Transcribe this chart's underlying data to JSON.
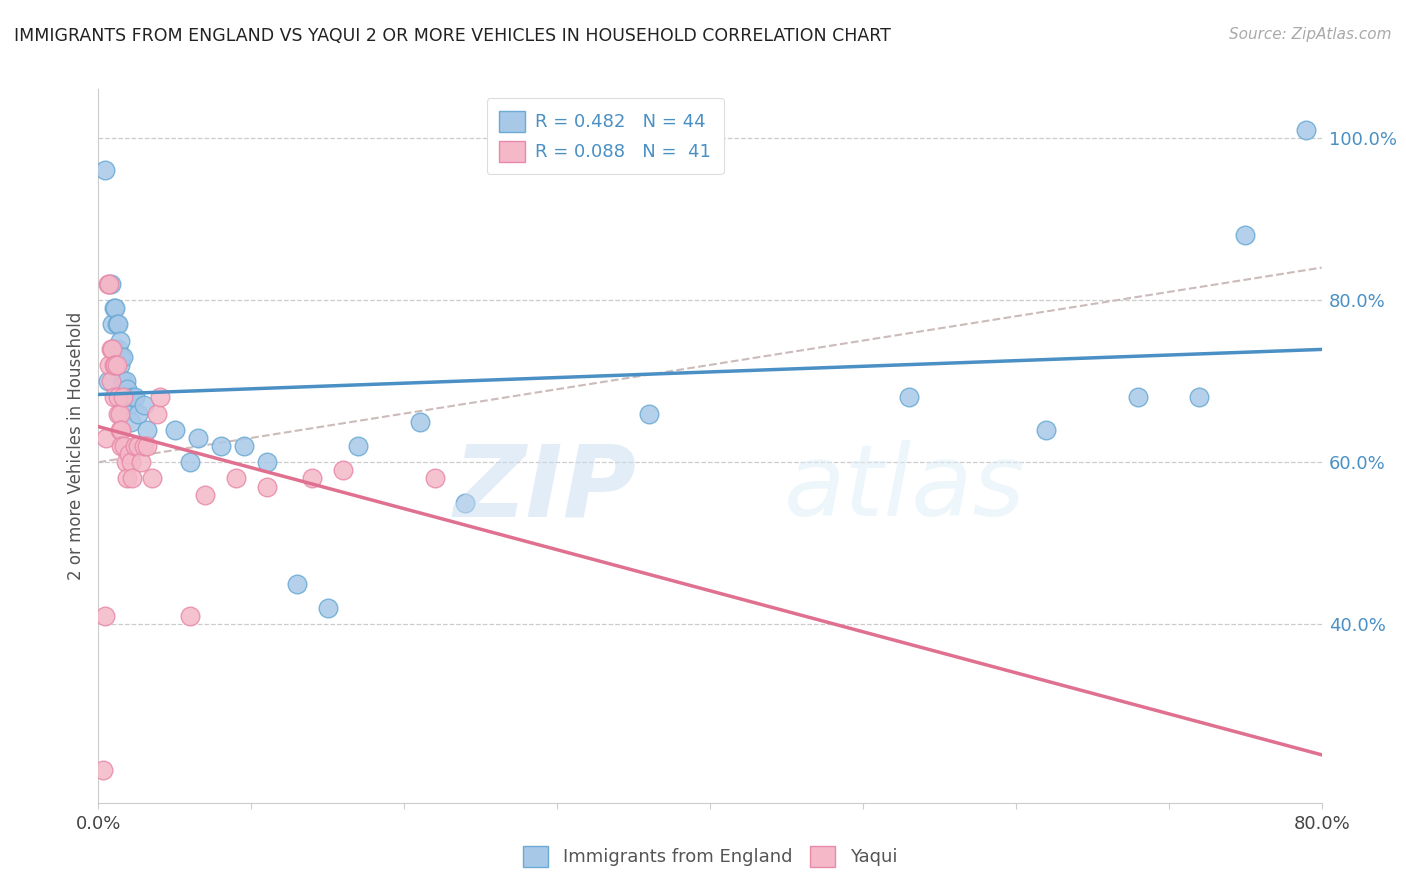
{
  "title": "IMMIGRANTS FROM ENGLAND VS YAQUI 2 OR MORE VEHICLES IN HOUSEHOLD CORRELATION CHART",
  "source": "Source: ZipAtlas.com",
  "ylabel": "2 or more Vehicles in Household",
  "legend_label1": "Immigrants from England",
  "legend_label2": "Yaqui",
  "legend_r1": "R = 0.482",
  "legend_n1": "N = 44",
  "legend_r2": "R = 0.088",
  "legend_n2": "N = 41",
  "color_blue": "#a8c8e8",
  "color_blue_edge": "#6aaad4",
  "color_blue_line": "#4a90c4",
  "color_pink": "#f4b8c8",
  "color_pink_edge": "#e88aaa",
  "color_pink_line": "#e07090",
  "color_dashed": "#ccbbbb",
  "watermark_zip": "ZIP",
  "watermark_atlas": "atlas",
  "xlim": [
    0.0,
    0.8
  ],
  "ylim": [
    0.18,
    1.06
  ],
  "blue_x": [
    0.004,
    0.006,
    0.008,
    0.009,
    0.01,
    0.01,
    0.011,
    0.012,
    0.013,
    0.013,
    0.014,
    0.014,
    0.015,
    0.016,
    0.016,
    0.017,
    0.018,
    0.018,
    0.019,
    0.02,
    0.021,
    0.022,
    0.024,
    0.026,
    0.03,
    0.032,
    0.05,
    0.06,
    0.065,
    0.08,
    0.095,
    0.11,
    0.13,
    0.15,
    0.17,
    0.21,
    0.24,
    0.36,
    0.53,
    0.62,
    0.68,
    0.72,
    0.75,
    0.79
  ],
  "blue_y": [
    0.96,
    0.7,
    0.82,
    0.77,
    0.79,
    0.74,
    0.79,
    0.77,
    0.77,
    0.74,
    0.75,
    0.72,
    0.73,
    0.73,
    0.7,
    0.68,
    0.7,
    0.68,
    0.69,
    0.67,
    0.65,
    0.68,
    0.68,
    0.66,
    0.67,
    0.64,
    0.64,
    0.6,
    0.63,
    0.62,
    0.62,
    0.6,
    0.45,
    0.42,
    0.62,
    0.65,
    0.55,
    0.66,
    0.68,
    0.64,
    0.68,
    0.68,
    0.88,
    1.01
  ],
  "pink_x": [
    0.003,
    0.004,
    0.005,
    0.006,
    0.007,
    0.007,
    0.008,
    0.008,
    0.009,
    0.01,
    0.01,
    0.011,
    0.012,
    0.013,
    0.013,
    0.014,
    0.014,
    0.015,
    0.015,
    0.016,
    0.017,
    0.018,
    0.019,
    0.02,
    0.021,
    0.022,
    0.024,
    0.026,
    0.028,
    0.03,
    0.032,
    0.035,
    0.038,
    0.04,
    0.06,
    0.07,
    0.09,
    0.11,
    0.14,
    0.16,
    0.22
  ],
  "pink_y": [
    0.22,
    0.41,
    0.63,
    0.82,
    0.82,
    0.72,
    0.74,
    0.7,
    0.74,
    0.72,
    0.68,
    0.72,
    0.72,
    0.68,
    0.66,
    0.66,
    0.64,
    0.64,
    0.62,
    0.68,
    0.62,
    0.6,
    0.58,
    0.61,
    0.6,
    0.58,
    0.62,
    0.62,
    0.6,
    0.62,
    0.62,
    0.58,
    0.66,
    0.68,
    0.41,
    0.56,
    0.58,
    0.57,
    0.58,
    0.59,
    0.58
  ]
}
■ ■ ■
▶ Aim: Write out again every line above exactly as given; the pictures do not belong in the copy.

▶ Solved problem:
Transcribe this chart's underlying data to JSON.
{
  "title": "IMMIGRANTS FROM ENGLAND VS YAQUI 2 OR MORE VEHICLES IN HOUSEHOLD CORRELATION CHART",
  "source": "Source: ZipAtlas.com",
  "ylabel": "2 or more Vehicles in Household",
  "legend_label1": "Immigrants from England",
  "legend_label2": "Yaqui",
  "legend_r1": "R = 0.482",
  "legend_n1": "N = 44",
  "legend_r2": "R = 0.088",
  "legend_n2": "N = 41",
  "color_blue": "#a8c8e8",
  "color_blue_edge": "#6aaad4",
  "color_blue_line": "#4a90c4",
  "color_pink": "#f4b8c8",
  "color_pink_edge": "#e88aaa",
  "color_pink_line": "#e07090",
  "color_dashed": "#ccbbbb",
  "watermark_zip": "ZIP",
  "watermark_atlas": "atlas",
  "xlim": [
    0.0,
    0.8
  ],
  "ylim": [
    0.18,
    1.06
  ],
  "blue_x": [
    0.004,
    0.006,
    0.008,
    0.009,
    0.01,
    0.01,
    0.011,
    0.012,
    0.013,
    0.013,
    0.014,
    0.014,
    0.015,
    0.016,
    0.016,
    0.017,
    0.018,
    0.018,
    0.019,
    0.02,
    0.021,
    0.022,
    0.024,
    0.026,
    0.03,
    0.032,
    0.05,
    0.06,
    0.065,
    0.08,
    0.095,
    0.11,
    0.13,
    0.15,
    0.17,
    0.21,
    0.24,
    0.36,
    0.53,
    0.62,
    0.68,
    0.72,
    0.75,
    0.79
  ],
  "blue_y": [
    0.96,
    0.7,
    0.82,
    0.77,
    0.79,
    0.74,
    0.79,
    0.77,
    0.77,
    0.74,
    0.75,
    0.72,
    0.73,
    0.73,
    0.7,
    0.68,
    0.7,
    0.68,
    0.69,
    0.67,
    0.65,
    0.68,
    0.68,
    0.66,
    0.67,
    0.64,
    0.64,
    0.6,
    0.63,
    0.62,
    0.62,
    0.6,
    0.45,
    0.42,
    0.62,
    0.65,
    0.55,
    0.66,
    0.68,
    0.64,
    0.68,
    0.68,
    0.88,
    1.01
  ],
  "pink_x": [
    0.003,
    0.004,
    0.005,
    0.006,
    0.007,
    0.007,
    0.008,
    0.008,
    0.009,
    0.01,
    0.01,
    0.011,
    0.012,
    0.013,
    0.013,
    0.014,
    0.014,
    0.015,
    0.015,
    0.016,
    0.017,
    0.018,
    0.019,
    0.02,
    0.021,
    0.022,
    0.024,
    0.026,
    0.028,
    0.03,
    0.032,
    0.035,
    0.038,
    0.04,
    0.06,
    0.07,
    0.09,
    0.11,
    0.14,
    0.16,
    0.22
  ],
  "pink_y": [
    0.22,
    0.41,
    0.63,
    0.82,
    0.82,
    0.72,
    0.74,
    0.7,
    0.74,
    0.72,
    0.68,
    0.72,
    0.72,
    0.68,
    0.66,
    0.66,
    0.64,
    0.64,
    0.62,
    0.68,
    0.62,
    0.6,
    0.58,
    0.61,
    0.6,
    0.58,
    0.62,
    0.62,
    0.6,
    0.62,
    0.62,
    0.58,
    0.66,
    0.68,
    0.41,
    0.56,
    0.58,
    0.57,
    0.58,
    0.59,
    0.58
  ]
}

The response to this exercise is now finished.